:: SUPPLIED DATA ::

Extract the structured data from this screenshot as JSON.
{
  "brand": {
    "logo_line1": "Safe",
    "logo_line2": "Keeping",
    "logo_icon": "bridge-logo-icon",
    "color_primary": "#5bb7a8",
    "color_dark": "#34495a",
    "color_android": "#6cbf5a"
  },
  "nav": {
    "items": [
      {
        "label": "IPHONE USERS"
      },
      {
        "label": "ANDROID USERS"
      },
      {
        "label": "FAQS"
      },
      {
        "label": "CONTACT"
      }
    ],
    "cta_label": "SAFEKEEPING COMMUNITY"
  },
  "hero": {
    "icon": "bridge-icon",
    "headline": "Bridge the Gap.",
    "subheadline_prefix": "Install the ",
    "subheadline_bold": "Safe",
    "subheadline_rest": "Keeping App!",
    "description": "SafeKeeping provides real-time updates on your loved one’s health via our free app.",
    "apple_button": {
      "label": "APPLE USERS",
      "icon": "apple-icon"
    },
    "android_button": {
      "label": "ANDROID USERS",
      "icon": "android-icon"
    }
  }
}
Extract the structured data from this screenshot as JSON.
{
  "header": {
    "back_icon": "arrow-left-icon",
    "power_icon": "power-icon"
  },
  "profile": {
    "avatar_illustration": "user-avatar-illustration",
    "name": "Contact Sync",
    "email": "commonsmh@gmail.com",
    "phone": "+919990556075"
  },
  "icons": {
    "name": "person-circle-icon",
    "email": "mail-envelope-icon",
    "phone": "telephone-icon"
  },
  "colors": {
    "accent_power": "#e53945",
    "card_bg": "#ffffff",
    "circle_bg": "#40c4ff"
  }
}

:::

# PROBLEM STATEMENT:
Make an exact copy of the data above.

# COMPLETED TASK:
Extract the structured data from this screenshot as JSON.
{
  "brand": {
    "logo_line1": "Safe",
    "logo_line2": "Keeping",
    "logo_icon": "bridge-logo-icon",
    "color_primary": "#5bb7a8",
    "color_dark": "#34495a",
    "color_android": "#6cbf5a"
  },
  "nav": {
    "items": [
      {
        "label": "IPHONE USERS"
      },
      {
        "label": "ANDROID USERS"
      },
      {
        "label": "FAQS"
      },
      {
        "label": "CONTACT"
      }
    ],
    "cta_label": "SAFEKEEPING COMMUNITY"
  },
  "hero": {
    "icon": "bridge-icon",
    "headline": "Bridge the Gap.",
    "subheadline_prefix": "Install the ",
    "subheadline_bold": "Safe",
    "subheadline_rest": "Keeping App!",
    "description": "SafeKeeping provides real-time updates on your loved one’s health via our free app.",
    "apple_button": {
      "label": "APPLE USERS",
      "icon": "apple-icon"
    },
    "android_button": {
      "label": "ANDROID USERS",
      "icon": "android-icon"
    }
  }
}
Extract the structured data from this screenshot as JSON.
{
  "header": {
    "back_icon": "arrow-left-icon",
    "power_icon": "power-icon"
  },
  "profile": {
    "avatar_illustration": "user-avatar-illustration",
    "name": "Contact Sync",
    "email": "commonsmh@gmail.com",
    "phone": "+919990556075"
  },
  "icons": {
    "name": "person-circle-icon",
    "email": "mail-envelope-icon",
    "phone": "telephone-icon"
  },
  "colors": {
    "accent_power": "#e53945",
    "card_bg": "#ffffff",
    "circle_bg": "#40c4ff"
  }
}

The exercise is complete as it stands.